Work to do
In the data that follows, count every line holding the string "color" and give the count alone.

Data for this task
□ □ □

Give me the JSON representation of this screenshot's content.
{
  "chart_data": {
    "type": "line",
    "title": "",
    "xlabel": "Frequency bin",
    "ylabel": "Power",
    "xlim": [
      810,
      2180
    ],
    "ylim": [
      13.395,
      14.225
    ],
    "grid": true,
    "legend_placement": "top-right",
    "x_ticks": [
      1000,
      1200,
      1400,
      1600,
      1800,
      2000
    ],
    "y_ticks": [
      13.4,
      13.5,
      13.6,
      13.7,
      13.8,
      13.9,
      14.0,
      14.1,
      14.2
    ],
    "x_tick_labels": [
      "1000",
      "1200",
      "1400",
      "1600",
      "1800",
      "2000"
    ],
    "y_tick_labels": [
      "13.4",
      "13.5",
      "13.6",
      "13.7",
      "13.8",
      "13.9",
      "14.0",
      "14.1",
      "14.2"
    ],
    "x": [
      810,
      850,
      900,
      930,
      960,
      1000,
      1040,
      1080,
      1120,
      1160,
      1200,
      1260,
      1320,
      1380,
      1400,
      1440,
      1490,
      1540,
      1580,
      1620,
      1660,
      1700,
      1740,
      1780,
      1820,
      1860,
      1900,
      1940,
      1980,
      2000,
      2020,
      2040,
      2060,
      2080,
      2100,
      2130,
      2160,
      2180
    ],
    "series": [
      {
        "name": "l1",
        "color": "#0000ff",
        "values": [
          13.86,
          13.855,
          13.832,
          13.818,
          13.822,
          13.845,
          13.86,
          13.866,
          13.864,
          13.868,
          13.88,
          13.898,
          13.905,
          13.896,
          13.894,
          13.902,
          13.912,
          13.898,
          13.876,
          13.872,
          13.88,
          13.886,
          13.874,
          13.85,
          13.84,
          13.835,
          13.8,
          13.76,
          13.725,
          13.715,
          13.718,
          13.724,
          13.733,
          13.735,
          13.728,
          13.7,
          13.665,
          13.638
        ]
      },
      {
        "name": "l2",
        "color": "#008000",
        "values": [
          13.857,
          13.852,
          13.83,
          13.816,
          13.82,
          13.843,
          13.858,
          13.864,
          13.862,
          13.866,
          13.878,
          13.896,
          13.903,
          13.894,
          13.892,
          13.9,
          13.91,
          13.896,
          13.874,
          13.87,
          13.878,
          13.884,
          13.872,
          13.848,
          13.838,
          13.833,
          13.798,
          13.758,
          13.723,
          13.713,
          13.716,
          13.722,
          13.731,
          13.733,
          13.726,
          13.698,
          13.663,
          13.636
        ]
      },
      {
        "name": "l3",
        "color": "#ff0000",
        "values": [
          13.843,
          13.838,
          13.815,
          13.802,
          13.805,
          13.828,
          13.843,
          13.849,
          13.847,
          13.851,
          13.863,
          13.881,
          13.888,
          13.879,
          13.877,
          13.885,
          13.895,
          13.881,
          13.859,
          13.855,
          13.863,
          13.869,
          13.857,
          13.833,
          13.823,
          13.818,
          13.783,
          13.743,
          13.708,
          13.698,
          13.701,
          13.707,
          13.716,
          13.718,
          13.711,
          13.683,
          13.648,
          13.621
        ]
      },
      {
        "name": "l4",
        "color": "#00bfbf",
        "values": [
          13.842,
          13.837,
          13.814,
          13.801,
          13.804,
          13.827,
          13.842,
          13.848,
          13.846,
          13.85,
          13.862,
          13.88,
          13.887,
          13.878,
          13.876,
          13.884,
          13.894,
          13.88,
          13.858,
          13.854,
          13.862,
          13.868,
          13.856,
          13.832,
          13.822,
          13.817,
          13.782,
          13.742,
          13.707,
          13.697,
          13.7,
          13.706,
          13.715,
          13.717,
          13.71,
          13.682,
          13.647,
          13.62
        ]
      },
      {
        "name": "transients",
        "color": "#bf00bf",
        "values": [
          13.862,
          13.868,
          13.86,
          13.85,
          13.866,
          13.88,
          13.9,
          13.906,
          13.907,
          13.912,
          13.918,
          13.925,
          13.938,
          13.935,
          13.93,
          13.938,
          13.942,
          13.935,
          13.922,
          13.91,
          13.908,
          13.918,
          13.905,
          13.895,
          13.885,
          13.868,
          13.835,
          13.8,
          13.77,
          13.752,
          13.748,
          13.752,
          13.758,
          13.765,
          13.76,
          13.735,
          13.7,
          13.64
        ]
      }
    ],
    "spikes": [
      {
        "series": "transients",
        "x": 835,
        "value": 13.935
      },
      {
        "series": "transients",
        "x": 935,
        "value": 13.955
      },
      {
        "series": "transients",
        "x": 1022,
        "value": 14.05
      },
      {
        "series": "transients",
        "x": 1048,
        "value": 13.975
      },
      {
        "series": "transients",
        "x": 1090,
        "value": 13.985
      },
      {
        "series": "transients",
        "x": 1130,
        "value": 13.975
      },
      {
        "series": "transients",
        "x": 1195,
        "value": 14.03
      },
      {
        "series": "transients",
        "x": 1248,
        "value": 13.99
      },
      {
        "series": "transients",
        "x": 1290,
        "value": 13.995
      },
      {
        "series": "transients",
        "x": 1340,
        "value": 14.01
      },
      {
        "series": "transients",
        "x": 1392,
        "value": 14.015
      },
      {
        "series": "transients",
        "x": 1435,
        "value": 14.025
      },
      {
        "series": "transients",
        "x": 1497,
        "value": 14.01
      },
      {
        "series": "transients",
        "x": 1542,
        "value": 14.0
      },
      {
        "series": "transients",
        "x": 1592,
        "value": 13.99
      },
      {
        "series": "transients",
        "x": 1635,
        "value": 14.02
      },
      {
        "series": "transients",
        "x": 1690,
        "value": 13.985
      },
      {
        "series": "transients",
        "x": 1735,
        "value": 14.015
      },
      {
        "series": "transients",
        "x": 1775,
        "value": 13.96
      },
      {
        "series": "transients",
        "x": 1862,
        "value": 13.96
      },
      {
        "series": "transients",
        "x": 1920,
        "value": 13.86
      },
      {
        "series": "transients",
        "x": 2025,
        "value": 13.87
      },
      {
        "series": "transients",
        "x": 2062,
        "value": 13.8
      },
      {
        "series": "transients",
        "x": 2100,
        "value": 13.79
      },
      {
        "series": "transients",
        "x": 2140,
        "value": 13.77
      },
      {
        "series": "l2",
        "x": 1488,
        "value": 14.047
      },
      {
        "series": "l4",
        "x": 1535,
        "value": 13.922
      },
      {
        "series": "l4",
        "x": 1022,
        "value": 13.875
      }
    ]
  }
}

□ □ □

Response below
5